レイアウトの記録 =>
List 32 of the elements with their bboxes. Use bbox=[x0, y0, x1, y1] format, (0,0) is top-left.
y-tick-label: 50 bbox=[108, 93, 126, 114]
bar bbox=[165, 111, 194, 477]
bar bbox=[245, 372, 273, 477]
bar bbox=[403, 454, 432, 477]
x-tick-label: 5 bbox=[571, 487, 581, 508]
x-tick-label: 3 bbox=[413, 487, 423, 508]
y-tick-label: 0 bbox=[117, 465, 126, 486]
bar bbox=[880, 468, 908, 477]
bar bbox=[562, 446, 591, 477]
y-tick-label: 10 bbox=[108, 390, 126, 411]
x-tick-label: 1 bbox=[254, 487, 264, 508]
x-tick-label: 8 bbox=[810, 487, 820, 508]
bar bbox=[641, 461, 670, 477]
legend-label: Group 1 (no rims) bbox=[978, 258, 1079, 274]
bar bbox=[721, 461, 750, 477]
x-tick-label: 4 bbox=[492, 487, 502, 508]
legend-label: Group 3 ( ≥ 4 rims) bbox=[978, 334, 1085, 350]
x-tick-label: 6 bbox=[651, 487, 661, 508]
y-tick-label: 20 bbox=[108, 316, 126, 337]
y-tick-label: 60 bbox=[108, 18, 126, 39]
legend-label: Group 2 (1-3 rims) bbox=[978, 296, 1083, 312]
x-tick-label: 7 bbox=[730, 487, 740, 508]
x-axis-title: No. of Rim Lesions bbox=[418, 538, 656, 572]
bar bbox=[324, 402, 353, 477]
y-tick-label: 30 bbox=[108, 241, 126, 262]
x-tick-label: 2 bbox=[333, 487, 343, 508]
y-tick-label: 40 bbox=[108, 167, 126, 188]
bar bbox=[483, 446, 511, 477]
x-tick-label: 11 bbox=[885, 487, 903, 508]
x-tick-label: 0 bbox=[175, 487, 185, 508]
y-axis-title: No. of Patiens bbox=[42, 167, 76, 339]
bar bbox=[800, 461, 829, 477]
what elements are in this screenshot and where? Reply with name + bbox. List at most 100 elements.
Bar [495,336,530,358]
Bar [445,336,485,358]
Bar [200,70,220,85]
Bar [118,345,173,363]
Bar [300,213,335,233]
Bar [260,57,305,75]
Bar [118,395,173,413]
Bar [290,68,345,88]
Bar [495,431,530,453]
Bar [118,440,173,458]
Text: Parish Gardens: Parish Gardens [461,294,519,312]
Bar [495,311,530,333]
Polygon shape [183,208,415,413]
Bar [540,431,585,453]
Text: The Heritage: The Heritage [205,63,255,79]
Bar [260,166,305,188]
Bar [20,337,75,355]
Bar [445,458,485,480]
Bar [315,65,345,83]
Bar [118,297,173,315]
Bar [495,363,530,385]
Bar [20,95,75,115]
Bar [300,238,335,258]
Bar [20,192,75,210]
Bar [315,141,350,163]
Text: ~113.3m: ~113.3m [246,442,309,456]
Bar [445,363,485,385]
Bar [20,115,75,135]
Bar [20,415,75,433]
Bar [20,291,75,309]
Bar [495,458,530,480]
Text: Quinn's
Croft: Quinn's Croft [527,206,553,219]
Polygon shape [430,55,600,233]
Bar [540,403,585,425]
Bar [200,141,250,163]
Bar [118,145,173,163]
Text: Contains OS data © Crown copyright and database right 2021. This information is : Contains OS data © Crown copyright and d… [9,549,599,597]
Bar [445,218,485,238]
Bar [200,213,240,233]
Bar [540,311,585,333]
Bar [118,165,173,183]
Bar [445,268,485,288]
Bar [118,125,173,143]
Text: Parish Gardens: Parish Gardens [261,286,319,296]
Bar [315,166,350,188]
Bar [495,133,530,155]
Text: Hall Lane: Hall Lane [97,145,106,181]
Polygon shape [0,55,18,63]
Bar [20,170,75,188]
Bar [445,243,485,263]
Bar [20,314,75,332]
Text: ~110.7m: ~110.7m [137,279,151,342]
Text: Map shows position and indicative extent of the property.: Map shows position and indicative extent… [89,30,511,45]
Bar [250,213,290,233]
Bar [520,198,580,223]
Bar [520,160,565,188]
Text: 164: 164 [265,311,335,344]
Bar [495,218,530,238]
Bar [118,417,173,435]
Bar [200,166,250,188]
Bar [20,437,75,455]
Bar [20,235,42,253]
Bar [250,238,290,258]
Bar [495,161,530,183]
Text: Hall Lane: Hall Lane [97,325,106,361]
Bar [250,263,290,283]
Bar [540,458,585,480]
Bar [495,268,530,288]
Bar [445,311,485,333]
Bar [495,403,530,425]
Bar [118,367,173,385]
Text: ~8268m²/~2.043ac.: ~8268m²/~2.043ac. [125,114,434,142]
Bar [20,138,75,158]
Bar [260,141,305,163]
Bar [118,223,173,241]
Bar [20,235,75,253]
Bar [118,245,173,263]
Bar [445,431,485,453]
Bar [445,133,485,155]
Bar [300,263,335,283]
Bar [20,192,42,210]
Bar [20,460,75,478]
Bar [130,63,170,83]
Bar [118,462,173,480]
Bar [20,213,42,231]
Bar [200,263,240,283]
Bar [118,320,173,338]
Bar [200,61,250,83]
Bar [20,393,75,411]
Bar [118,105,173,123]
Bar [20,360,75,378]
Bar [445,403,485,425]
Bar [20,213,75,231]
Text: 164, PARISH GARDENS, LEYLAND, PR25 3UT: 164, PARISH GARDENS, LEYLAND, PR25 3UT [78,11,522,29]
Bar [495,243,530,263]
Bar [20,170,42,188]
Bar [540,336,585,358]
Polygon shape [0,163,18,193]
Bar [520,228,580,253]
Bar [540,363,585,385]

問題 => 上のリストの全行を、「x-tick-label」をすべて「x-axis-tick」に置き換えたうえで再掲してください。それ以外の箇所は一切変更しないこと。

解答 =>
List 32 of the elements with their bboxes. Use bbox=[x0, y0, x1, y1] format, (0,0) is top-left.
y-tick-label: 50 bbox=[108, 93, 126, 114]
bar bbox=[165, 111, 194, 477]
bar bbox=[245, 372, 273, 477]
bar bbox=[403, 454, 432, 477]
x-axis-tick: 5 bbox=[571, 487, 581, 508]
x-axis-tick: 3 bbox=[413, 487, 423, 508]
y-tick-label: 0 bbox=[117, 465, 126, 486]
bar bbox=[880, 468, 908, 477]
bar bbox=[562, 446, 591, 477]
y-tick-label: 10 bbox=[108, 390, 126, 411]
x-axis-tick: 1 bbox=[254, 487, 264, 508]
x-axis-tick: 8 bbox=[810, 487, 820, 508]
bar bbox=[641, 461, 670, 477]
legend-label: Group 1 (no rims) bbox=[978, 258, 1079, 274]
bar bbox=[721, 461, 750, 477]
x-axis-tick: 4 bbox=[492, 487, 502, 508]
legend-label: Group 3 ( ≥ 4 rims) bbox=[978, 334, 1085, 350]
x-axis-tick: 6 bbox=[651, 487, 661, 508]
y-tick-label: 20 bbox=[108, 316, 126, 337]
y-tick-label: 60 bbox=[108, 18, 126, 39]
legend-label: Group 2 (1-3 rims) bbox=[978, 296, 1083, 312]
x-axis-tick: 7 bbox=[730, 487, 740, 508]
x-axis-title: No. of Rim Lesions bbox=[418, 538, 656, 572]
bar bbox=[324, 402, 353, 477]
y-tick-label: 30 bbox=[108, 241, 126, 262]
x-axis-tick: 2 bbox=[333, 487, 343, 508]
y-tick-label: 40 bbox=[108, 167, 126, 188]
bar bbox=[483, 446, 511, 477]
x-axis-tick: 11 bbox=[885, 487, 903, 508]
x-axis-tick: 0 bbox=[175, 487, 185, 508]
y-axis-title: No. of Patiens bbox=[42, 167, 76, 339]
bar bbox=[800, 461, 829, 477]
what elements are in this screenshot and where? Reply with name + bbox. List at most 100 elements.
Bar [495,336,530,358]
Bar [445,336,485,358]
Bar [200,70,220,85]
Bar [118,345,173,363]
Bar [300,213,335,233]
Bar [260,57,305,75]
Bar [118,395,173,413]
Bar [290,68,345,88]
Bar [495,431,530,453]
Bar [118,440,173,458]
Text: Parish Gardens: Parish Gardens [461,294,519,312]
Bar [495,311,530,333]
Polygon shape [183,208,415,413]
Bar [540,431,585,453]
Text: The Heritage: The Heritage [205,63,255,79]
Bar [260,166,305,188]
Bar [20,337,75,355]
Bar [445,458,485,480]
Bar [315,65,345,83]
Bar [118,297,173,315]
Bar [495,363,530,385]
Bar [20,95,75,115]
Bar [300,238,335,258]
Bar [20,192,75,210]
Bar [315,141,350,163]
Text: ~113.3m: ~113.3m [246,442,309,456]
Bar [445,363,485,385]
Bar [20,115,75,135]
Bar [20,415,75,433]
Bar [20,291,75,309]
Bar [495,458,530,480]
Text: Quinn's
Croft: Quinn's Croft [527,206,553,219]
Polygon shape [430,55,600,233]
Bar [540,403,585,425]
Bar [200,141,250,163]
Bar [118,145,173,163]
Text: Contains OS data © Crown copyright and database right 2021. This information is : Contains OS data © Crown copyright and d… [9,549,599,597]
Bar [445,218,485,238]
Bar [200,213,240,233]
Bar [540,311,585,333]
Bar [118,165,173,183]
Bar [445,268,485,288]
Bar [118,125,173,143]
Text: Parish Gardens: Parish Gardens [261,286,319,296]
Bar [315,166,350,188]
Bar [495,133,530,155]
Text: Hall Lane: Hall Lane [97,145,106,181]
Polygon shape [0,55,18,63]
Bar [20,170,75,188]
Bar [445,243,485,263]
Bar [20,314,75,332]
Text: ~110.7m: ~110.7m [137,279,151,342]
Text: Map shows position and indicative extent of the property.: Map shows position and indicative extent… [89,30,511,45]
Bar [250,213,290,233]
Bar [520,198,580,223]
Bar [520,160,565,188]
Text: 164: 164 [265,311,335,344]
Bar [495,218,530,238]
Bar [118,417,173,435]
Bar [200,166,250,188]
Bar [20,437,75,455]
Bar [20,235,42,253]
Bar [250,238,290,258]
Bar [495,161,530,183]
Text: Hall Lane: Hall Lane [97,325,106,361]
Bar [250,263,290,283]
Bar [540,458,585,480]
Bar [495,268,530,288]
Bar [445,311,485,333]
Bar [495,403,530,425]
Bar [118,367,173,385]
Text: ~8268m²/~2.043ac.: ~8268m²/~2.043ac. [125,114,434,142]
Bar [20,138,75,158]
Bar [260,141,305,163]
Bar [118,223,173,241]
Bar [20,235,75,253]
Bar [118,245,173,263]
Bar [445,431,485,453]
Bar [445,133,485,155]
Bar [300,263,335,283]
Bar [20,192,42,210]
Bar [20,460,75,478]
Bar [130,63,170,83]
Bar [118,462,173,480]
Bar [20,213,42,231]
Bar [200,263,240,283]
Bar [118,320,173,338]
Bar [200,61,250,83]
Bar [20,393,75,411]
Bar [118,105,173,123]
Bar [20,360,75,378]
Bar [445,403,485,425]
Bar [20,213,75,231]
Text: 164, PARISH GARDENS, LEYLAND, PR25 3UT: 164, PARISH GARDENS, LEYLAND, PR25 3UT [78,11,522,29]
Bar [495,243,530,263]
Bar [20,170,42,188]
Bar [540,336,585,358]
Polygon shape [0,163,18,193]
Bar [520,228,580,253]
Bar [540,363,585,385]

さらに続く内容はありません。